DOCUMENT SECTION:
13,000 volunteer to shoot elk at TRNPMEDORA (AP) — More than 13,000 people in 38 states have volunteered to shoot elk this fall to reduce the herd at the Theodore Roosevelt National Park in western North Dakota.
MEDORA (AP) — More than 13,000 people in 38 states have volunteered to shoot elk this fall to reduce the herd at the Theodore Roosevelt National Park in western North Dakota.
Eileen Andes, a National Park Service spokeswoman, said the agency “knew we’d get a bunch” of applicants, but the overwhelming response was surprising.
The deadline to volunteer passed at midnight Monday. By month’s end, officials expect to pick 260 volunteers at random. Each must pass a background check and marksmanship test.
More than 900 elk have been roaming the park’s south unit, which is more than twice as many as park officials want.
The plan to use volunteers developed after U.S. Sen. Byron Dorgan, D-N.D., and the state Game and Fish Department objected to Park Service plans to use federal sharpshooters to kill the elk.

MATERIAL SHOWN:
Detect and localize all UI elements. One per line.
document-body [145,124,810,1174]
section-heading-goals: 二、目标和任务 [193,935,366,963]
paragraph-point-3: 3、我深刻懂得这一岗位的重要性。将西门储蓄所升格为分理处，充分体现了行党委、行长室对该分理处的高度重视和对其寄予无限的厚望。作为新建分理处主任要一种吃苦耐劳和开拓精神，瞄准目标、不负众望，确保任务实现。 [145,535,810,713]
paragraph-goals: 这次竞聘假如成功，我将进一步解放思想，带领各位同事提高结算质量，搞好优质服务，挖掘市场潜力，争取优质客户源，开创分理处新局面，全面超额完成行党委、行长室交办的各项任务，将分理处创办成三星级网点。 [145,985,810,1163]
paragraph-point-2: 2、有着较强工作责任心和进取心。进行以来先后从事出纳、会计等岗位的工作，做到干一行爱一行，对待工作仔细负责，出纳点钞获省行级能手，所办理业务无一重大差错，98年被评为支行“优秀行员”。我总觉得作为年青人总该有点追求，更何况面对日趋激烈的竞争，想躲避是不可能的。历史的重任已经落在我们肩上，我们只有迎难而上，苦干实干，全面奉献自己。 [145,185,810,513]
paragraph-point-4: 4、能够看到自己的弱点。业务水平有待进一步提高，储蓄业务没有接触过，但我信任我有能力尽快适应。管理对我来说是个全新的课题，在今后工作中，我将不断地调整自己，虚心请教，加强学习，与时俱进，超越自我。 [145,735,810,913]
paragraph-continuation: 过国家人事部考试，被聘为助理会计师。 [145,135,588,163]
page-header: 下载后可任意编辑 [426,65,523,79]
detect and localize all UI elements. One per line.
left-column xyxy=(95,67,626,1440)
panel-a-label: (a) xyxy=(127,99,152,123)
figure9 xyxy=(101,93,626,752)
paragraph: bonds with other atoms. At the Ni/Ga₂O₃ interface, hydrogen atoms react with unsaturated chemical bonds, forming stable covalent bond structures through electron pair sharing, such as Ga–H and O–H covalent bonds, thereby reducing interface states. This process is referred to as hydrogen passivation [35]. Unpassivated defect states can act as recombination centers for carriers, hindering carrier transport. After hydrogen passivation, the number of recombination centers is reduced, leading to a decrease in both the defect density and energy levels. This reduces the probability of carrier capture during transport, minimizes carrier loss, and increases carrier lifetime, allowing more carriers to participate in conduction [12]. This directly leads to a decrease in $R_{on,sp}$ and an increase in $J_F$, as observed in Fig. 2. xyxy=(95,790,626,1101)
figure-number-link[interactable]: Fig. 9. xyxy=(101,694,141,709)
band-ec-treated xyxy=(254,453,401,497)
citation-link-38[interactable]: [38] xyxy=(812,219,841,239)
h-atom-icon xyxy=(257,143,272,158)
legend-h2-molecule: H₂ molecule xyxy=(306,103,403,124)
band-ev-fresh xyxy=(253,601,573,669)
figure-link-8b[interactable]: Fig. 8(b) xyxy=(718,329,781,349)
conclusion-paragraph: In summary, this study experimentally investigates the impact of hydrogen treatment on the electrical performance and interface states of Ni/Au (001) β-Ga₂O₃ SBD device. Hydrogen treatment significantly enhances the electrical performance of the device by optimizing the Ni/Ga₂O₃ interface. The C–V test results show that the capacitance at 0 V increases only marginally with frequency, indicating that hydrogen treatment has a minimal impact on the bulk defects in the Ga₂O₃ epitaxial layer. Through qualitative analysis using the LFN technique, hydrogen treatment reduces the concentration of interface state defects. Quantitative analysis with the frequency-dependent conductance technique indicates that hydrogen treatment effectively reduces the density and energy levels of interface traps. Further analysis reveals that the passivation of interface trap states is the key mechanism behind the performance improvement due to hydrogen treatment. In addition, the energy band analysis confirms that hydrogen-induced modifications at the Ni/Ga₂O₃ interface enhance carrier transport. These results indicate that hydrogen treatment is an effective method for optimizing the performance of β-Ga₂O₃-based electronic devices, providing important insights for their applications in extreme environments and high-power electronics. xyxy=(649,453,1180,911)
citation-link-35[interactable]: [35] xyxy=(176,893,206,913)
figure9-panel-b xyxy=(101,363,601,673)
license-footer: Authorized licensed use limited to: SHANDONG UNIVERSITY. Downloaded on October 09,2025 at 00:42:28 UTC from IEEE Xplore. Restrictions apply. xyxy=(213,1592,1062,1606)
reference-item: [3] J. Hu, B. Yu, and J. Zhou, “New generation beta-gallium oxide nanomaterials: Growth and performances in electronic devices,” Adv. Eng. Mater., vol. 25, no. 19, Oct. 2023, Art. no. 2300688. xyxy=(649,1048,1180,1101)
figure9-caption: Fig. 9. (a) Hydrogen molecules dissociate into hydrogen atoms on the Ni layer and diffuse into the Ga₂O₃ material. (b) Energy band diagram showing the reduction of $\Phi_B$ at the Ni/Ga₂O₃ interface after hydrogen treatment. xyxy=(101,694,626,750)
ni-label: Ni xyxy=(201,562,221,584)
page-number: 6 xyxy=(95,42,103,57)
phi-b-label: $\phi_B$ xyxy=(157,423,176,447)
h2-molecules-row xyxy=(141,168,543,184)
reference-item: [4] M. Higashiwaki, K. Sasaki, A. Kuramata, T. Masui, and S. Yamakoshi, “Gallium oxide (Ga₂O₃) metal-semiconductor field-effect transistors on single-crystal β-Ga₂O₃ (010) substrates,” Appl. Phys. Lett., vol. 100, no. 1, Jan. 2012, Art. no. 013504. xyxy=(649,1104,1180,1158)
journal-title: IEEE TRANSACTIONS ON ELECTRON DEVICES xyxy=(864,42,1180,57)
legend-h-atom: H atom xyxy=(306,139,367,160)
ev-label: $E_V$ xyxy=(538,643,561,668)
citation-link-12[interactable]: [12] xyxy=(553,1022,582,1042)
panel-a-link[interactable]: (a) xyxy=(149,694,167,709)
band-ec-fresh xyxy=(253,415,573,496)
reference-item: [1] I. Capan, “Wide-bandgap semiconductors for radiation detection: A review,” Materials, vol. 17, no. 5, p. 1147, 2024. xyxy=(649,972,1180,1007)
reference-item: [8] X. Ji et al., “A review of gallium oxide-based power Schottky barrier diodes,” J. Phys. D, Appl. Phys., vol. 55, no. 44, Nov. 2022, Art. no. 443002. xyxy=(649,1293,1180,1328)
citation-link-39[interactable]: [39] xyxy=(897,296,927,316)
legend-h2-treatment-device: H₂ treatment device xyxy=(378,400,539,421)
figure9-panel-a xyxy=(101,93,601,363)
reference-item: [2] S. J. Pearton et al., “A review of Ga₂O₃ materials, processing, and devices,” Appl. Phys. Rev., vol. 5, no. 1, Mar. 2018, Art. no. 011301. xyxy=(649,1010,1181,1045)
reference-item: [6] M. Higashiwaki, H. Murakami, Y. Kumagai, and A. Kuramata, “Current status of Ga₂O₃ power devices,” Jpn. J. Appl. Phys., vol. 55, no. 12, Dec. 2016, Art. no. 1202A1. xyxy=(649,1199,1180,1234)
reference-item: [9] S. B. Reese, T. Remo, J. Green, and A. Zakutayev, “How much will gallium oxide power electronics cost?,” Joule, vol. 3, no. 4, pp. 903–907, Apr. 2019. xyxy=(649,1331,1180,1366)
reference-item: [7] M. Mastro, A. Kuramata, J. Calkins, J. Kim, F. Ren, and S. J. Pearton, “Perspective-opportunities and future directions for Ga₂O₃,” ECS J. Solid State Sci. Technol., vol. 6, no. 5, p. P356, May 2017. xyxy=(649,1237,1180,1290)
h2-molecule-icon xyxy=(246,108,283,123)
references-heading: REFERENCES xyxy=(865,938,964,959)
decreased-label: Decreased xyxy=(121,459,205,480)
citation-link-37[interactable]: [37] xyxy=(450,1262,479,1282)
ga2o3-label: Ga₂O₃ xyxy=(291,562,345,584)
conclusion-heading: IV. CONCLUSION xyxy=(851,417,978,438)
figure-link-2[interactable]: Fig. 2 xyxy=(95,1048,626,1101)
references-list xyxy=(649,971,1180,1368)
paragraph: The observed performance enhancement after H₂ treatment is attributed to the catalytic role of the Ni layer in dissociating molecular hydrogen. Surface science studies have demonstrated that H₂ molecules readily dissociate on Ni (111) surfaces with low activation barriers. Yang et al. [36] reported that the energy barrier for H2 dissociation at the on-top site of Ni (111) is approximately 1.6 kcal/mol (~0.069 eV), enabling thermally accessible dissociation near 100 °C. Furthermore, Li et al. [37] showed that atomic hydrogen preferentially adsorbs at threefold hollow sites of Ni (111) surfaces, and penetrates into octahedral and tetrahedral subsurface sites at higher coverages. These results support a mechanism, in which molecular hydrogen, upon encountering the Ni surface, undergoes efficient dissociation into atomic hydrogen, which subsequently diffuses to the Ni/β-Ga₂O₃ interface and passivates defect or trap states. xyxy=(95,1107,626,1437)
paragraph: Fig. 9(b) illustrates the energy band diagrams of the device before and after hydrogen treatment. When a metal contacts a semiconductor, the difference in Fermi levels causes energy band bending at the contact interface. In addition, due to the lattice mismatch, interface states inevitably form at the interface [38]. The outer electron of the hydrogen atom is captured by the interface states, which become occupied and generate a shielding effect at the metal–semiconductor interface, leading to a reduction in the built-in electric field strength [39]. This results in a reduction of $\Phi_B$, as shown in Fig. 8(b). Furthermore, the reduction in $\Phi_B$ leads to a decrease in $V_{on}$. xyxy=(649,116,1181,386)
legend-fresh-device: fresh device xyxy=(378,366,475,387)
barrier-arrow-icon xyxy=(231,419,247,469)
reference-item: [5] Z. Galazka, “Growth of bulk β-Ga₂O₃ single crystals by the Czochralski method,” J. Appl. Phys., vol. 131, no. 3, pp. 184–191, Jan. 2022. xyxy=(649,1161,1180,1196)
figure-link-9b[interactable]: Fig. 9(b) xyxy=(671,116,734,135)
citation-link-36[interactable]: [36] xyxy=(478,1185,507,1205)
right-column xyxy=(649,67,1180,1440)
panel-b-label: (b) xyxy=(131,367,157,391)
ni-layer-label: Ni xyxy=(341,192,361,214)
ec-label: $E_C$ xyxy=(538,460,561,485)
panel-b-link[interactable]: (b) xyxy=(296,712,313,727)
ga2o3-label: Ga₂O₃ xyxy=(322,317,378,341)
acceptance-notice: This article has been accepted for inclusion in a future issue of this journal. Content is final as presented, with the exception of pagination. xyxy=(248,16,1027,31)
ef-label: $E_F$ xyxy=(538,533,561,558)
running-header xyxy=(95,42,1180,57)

QUESTIONS TO ANSWER:
- A) In the article about reducing the elk herd at Theodore Roosevelt National Park, how many volunteers do officials expect to pick by month's end?
- B) Resume the news article about volunteers culling elk at Theodore Roosevelt National Park, starting after its final sentence.

RESULTS:
- A) Officials expect to pick 260 volunteers at random.

- B)
“We’ll save money. We’re not going to pay federal sharpshooters. Nobody’s going to have to helicopter out the meat,” Dorgan said Tuesday. “And, frankly, some good, qualified hunters in North Dakota are going to have some good days tromping through the Badlands.”
The plan calls for hunters to be divided into five-person teams supervised by the Park Service. Four teams will hunt each week for 13 weeks, starting in November.
Park officials hope they will kill 275 elk in the first round. If they succeed, the same number of elk will be killed in each of the following four years.
The culling effort is expected to cost more than $1 million over five years. Officials have said if the idea works in North Dakota, it could be used in other national parks where there are too many elk.